§ **Description of the task**:
Reproduce each line of the items below word for word, in the same order.

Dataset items
= = = = =

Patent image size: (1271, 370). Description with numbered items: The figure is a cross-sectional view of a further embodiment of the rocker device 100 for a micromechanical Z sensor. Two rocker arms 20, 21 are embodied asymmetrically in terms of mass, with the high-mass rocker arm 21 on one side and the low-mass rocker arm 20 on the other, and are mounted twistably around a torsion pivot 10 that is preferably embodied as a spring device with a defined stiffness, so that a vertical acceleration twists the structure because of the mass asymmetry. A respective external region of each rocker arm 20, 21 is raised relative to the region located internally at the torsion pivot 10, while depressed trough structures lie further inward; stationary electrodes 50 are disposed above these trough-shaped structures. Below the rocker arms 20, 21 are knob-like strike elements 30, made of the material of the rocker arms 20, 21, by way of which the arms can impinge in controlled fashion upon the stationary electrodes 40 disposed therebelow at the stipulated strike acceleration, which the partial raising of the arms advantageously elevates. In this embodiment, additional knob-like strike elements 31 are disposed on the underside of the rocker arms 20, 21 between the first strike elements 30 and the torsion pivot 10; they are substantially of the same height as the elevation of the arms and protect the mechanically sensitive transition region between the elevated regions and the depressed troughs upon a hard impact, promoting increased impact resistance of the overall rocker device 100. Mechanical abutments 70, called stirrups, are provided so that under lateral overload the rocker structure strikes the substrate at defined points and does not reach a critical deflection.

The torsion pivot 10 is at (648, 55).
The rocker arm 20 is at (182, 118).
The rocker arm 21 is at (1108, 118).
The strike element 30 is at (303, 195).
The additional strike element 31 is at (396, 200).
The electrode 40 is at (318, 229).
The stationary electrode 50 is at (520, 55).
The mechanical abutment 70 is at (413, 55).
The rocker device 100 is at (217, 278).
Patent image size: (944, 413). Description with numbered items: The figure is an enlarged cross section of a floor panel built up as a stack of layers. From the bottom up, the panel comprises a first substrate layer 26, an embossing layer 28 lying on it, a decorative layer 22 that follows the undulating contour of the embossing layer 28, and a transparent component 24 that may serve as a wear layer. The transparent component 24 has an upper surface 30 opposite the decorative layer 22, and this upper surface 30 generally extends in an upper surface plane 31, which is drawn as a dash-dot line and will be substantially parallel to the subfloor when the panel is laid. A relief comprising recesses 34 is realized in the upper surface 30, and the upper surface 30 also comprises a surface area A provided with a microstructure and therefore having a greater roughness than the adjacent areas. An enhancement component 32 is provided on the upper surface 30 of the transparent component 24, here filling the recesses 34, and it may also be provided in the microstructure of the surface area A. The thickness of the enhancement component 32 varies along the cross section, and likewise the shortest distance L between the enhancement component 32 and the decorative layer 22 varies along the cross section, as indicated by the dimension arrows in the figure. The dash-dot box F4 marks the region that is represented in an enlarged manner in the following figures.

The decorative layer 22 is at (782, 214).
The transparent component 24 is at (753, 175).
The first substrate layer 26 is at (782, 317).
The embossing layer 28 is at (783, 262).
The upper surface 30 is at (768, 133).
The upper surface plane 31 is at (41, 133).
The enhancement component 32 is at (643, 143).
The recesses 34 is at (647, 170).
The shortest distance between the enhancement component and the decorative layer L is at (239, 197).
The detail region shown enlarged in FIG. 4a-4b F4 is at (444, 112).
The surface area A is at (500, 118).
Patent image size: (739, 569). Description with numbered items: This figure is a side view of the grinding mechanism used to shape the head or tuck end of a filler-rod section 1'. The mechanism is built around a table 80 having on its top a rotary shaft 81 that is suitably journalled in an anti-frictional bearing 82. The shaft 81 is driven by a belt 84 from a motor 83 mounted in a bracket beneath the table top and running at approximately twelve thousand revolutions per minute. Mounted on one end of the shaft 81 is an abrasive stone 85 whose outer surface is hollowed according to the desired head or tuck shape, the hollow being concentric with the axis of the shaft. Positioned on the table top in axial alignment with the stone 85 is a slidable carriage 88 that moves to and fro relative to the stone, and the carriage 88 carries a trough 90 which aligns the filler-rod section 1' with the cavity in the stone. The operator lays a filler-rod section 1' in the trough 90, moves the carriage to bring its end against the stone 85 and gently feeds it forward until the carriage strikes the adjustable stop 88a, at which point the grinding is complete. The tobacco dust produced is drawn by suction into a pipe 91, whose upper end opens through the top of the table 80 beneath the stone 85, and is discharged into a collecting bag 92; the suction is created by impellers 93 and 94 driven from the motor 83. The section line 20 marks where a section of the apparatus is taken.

= = = = =

§ **Output of the task**:
Patent image size: (1271, 370). Description with numbered items: The figure is a cross-sectional view of a further embodiment of the rocker device 100 for a micromechanical Z sensor. Two rocker arms 20, 21 are embodied asymmetrically in terms of mass, with the high-mass rocker arm 21 on one side and the low-mass rocker arm 20 on the other, and are mounted twistably around a torsion pivot 10 that is preferably embodied as a spring device with a defined stiffness, so that a vertical acceleration twists the structure because of the mass asymmetry. A respective external region of each rocker arm 20, 21 is raised relative to the region located internally at the torsion pivot 10, while depressed trough structures lie further inward; stationary electrodes 50 are disposed above these trough-shaped structures. Below the rocker arms 20, 21 are knob-like strike elements 30, made of the material of the rocker arms 20, 21, by way of which the arms can impinge in controlled fashion upon the stationary electrodes 40 disposed therebelow at the stipulated strike acceleration, which the partial raising of the arms advantageously elevates. In this embodiment, additional knob-like strike elements 31 are disposed on the underside of the rocker arms 20, 21 between the first strike elements 30 and the torsion pivot 10; they are substantially of the same height as the elevation of the arms and protect the mechanically sensitive transition region between the elevated regions and the depressed troughs upon a hard impact, promoting increased impact resistance of the overall rocker device 100. Mechanical abutments 70, called stirrups, are provided so that under lateral overload the rocker structure strikes the substrate at defined points and does not reach a critical deflection.

The torsion pivot 10 is at (648, 55).
The rocker arm 20 is at (182, 118).
The rocker arm 21 is at (1108, 118).
The strike element 30 is at (303, 195).
The additional strike element 31 is at (396, 200).
The electrode 40 is at (318, 229).
The stationary electrode 50 is at (520, 55).
The mechanical abutment 70 is at (413, 55).
The rocker device 100 is at (217, 278).
Patent image size: (944, 413). Description with numbered items: The figure is an enlarged cross section of a floor panel built up as a stack of layers. From the bottom up, the panel comprises a first substrate layer 26, an embossing layer 28 lying on it, a decorative layer 22 that follows the undulating contour of the embossing layer 28, and a transparent component 24 that may serve as a wear layer. The transparent component 24 has an upper surface 30 opposite the decorative layer 22, and this upper surface 30 generally extends in an upper surface plane 31, which is drawn as a dash-dot line and will be substantially parallel to the subfloor when the panel is laid. A relief comprising recesses 34 is realized in the upper surface 30, and the upper surface 30 also comprises a surface area A provided with a microstructure and therefore having a greater roughness than the adjacent areas. An enhancement component 32 is provided on the upper surface 30 of the transparent component 24, here filling the recesses 34, and it may also be provided in the microstructure of the surface area A. The thickness of the enhancement component 32 varies along the cross section, and likewise the shortest distance L between the enhancement component 32 and the decorative layer 22 varies along the cross section, as indicated by the dimension arrows in the figure. The dash-dot box F4 marks the region that is represented in an enlarged manner in the following figures.

The decorative layer 22 is at (782, 214).
The transparent component 24 is at (753, 175).
The first substrate layer 26 is at (782, 317).
The embossing layer 28 is at (783, 262).
The upper surface 30 is at (768, 133).
The upper surface plane 31 is at (41, 133).
The enhancement component 32 is at (643, 143).
The recesses 34 is at (647, 170).
The shortest distance between the enhancement component and the decorative layer L is at (239, 197).
The detail region shown enlarged in FIG. 4a-4b F4 is at (444, 112).
The surface area A is at (500, 118).
Patent image size: (739, 569). Description with numbered items: This figure is a side view of the grinding mechanism used to shape the head or tuck end of a filler-rod section 1'. The mechanism is built around a table 80 having on its top a rotary shaft 81 that is suitably journalled in an anti-frictional bearing 82. The shaft 81 is driven by a belt 84 from a motor 83 mounted in a bracket beneath the table top and running at approximately twelve thousand revolutions per minute. Mounted on one end of the shaft 81 is an abrasive stone 85 whose outer surface is hollowed according to the desired head or tuck shape, the hollow being concentric with the axis of the shaft. Positioned on the table top in axial alignment with the stone 85 is a slidable carriage 88 that moves to and fro relative to the stone, and the carriage 88 carries a trough 90 which aligns the filler-rod section 1' with the cavity in the stone. The operator lays a filler-rod section 1' in the trough 90, moves the carriage to bring its end against the stone 85 and gently feeds it forward until the carriage strikes the adjustable stop 88a, at which point the grinding is complete. The tobacco dust produced is drawn by suction into a pipe 91, whose upper end opens through the top of the table 80 beneath the stone 85, and is discharged into a collecting bag 92; the suction is created by impellers 93 and 94 driven from the motor 83. The section line 20 marks where a section of the apparatus is taken.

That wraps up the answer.